(RECORDED INFORMATION):
## start
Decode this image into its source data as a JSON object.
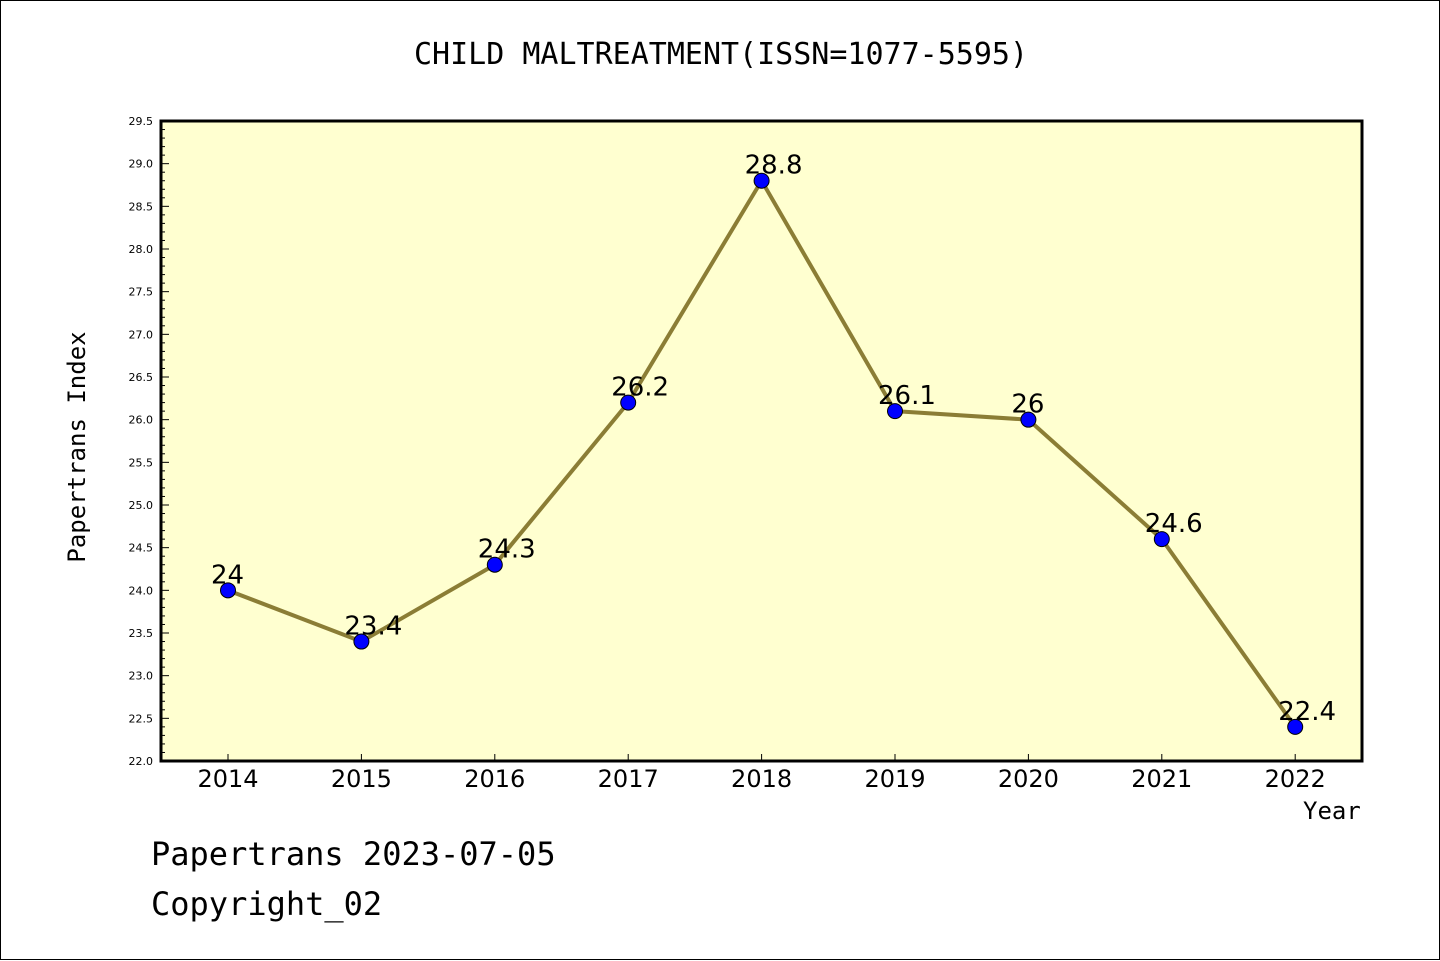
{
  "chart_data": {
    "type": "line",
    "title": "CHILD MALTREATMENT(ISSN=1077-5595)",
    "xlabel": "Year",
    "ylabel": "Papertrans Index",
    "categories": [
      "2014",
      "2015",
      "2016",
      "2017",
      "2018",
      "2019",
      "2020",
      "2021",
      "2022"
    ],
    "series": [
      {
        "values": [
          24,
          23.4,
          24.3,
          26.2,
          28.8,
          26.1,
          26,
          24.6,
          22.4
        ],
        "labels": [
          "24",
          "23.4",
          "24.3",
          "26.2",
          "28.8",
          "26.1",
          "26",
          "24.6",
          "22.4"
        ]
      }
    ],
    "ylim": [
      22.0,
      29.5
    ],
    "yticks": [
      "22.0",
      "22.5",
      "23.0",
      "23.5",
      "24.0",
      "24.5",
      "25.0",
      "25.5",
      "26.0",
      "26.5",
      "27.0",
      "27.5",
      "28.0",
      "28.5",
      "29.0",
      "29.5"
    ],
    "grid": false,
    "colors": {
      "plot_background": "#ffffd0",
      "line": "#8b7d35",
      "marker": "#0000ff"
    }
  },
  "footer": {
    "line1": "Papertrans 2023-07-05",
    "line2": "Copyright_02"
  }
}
## end
Take the listing above and restate it word for word, without its pictures.

Decode this image into its source data as a JSON object.
{
  "chart_data": {
    "type": "line",
    "title": "CHILD MALTREATMENT(ISSN=1077-5595)",
    "xlabel": "Year",
    "ylabel": "Papertrans Index",
    "categories": [
      "2014",
      "2015",
      "2016",
      "2017",
      "2018",
      "2019",
      "2020",
      "2021",
      "2022"
    ],
    "series": [
      {
        "values": [
          24,
          23.4,
          24.3,
          26.2,
          28.8,
          26.1,
          26,
          24.6,
          22.4
        ],
        "labels": [
          "24",
          "23.4",
          "24.3",
          "26.2",
          "28.8",
          "26.1",
          "26",
          "24.6",
          "22.4"
        ]
      }
    ],
    "ylim": [
      22.0,
      29.5
    ],
    "yticks": [
      "22.0",
      "22.5",
      "23.0",
      "23.5",
      "24.0",
      "24.5",
      "25.0",
      "25.5",
      "26.0",
      "26.5",
      "27.0",
      "27.5",
      "28.0",
      "28.5",
      "29.0",
      "29.5"
    ],
    "grid": false,
    "colors": {
      "plot_background": "#ffffd0",
      "line": "#8b7d35",
      "marker": "#0000ff"
    }
  },
  "footer": {
    "line1": "Papertrans 2023-07-05",
    "line2": "Copyright_02"
  }
}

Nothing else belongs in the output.